Job: Find how many lines in the material hold the word "sparse", then state that number and nothing more.

:: Raw data ::

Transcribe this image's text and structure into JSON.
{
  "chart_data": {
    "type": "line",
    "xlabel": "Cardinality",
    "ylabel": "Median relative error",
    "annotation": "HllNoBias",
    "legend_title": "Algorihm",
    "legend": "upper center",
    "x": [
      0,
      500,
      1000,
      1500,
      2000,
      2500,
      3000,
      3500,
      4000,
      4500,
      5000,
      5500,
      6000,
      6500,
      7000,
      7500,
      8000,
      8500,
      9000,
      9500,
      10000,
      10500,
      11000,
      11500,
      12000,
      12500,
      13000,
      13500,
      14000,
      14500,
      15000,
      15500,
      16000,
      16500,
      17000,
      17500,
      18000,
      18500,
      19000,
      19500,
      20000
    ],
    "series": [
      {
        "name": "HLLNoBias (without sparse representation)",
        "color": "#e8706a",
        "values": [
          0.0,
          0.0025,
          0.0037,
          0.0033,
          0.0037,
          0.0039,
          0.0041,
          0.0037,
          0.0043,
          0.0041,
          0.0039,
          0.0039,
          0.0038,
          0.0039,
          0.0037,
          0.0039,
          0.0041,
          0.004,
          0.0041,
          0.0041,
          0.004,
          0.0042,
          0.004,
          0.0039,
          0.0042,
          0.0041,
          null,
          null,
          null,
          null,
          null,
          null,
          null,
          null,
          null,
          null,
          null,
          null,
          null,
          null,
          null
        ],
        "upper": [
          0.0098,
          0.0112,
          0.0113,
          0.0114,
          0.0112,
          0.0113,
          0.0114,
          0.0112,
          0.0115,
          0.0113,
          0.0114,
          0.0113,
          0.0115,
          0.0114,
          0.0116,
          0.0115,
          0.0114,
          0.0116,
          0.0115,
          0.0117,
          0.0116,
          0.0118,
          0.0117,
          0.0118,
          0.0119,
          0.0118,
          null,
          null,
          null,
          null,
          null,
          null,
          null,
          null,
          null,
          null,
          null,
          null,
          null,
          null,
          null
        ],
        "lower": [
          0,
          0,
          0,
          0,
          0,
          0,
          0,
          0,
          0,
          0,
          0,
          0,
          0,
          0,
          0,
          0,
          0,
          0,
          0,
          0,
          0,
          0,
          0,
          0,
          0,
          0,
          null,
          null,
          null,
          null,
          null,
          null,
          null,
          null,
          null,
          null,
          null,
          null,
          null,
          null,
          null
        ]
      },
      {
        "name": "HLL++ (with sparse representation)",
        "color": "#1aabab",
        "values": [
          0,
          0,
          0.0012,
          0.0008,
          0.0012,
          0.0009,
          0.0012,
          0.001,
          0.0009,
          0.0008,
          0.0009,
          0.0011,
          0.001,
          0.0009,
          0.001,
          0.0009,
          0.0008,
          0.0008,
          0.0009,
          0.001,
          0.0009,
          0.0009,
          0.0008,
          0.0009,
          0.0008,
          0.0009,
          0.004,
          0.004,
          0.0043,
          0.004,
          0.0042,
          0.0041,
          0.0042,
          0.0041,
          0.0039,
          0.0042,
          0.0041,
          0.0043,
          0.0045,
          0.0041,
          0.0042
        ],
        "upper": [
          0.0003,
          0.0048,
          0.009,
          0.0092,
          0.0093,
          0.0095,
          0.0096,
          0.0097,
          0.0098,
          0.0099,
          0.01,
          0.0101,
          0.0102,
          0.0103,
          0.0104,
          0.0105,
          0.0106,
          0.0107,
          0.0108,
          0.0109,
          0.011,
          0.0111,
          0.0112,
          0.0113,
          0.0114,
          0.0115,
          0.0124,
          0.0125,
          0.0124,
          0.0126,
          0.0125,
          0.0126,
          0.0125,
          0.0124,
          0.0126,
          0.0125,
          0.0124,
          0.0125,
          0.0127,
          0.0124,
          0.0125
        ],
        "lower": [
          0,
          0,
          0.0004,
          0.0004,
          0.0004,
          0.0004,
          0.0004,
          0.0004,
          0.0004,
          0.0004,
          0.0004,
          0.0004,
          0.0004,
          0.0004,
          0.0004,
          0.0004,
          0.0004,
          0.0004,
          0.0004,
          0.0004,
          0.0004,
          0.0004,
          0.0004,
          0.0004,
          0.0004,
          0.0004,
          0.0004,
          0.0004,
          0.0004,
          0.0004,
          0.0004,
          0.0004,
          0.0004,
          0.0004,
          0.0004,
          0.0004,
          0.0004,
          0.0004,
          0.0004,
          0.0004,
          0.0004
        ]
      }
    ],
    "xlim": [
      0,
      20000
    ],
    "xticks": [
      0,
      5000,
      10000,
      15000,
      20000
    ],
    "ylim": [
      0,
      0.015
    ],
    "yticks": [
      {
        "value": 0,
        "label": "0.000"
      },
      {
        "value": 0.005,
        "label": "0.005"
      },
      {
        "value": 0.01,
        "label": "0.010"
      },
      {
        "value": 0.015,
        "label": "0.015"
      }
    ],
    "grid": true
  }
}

:::

Task answer: 2